-- START Entries supplied --
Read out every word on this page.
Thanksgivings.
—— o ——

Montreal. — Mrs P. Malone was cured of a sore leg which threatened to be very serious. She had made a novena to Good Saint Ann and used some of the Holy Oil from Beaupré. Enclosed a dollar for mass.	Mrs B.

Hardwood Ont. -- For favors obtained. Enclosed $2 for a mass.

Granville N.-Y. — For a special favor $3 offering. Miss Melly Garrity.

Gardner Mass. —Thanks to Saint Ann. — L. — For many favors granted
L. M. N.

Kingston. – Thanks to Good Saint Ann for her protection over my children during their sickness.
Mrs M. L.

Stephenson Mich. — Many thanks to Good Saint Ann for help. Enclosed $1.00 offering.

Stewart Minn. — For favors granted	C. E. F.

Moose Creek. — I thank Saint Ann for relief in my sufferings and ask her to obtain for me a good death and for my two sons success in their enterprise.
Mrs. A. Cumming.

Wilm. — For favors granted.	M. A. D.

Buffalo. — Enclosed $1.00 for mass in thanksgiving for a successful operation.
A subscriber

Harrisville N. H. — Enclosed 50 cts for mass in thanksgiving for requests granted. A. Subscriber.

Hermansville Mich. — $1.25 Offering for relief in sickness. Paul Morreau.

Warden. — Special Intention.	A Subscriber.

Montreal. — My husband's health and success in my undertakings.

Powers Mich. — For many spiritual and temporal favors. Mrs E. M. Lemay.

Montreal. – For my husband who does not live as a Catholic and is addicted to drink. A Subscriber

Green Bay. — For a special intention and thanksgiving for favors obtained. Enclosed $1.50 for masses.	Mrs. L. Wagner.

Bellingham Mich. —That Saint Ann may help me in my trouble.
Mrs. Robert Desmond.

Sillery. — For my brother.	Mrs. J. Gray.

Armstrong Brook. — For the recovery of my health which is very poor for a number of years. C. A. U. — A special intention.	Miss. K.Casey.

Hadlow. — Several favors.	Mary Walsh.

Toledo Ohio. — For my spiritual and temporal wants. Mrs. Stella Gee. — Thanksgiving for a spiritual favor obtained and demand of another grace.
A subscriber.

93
-- END Entries supplied --
▶ _Written problem_
Make a copy of each line that contains the string "Mich".

▶ _Final result_
Stephenson Mich. — Many thanks to Good Saint Ann for help. Enclosed $1.00 offering.
Hermansville Mich. — $1.25 Offering for relief in sickness. Paul Morreau.
Powers Mich. — For many spiritual and temporal favors. Mrs E. M. Lemay.
Bellingham Mich. —That Saint Ann may help me in my trouble.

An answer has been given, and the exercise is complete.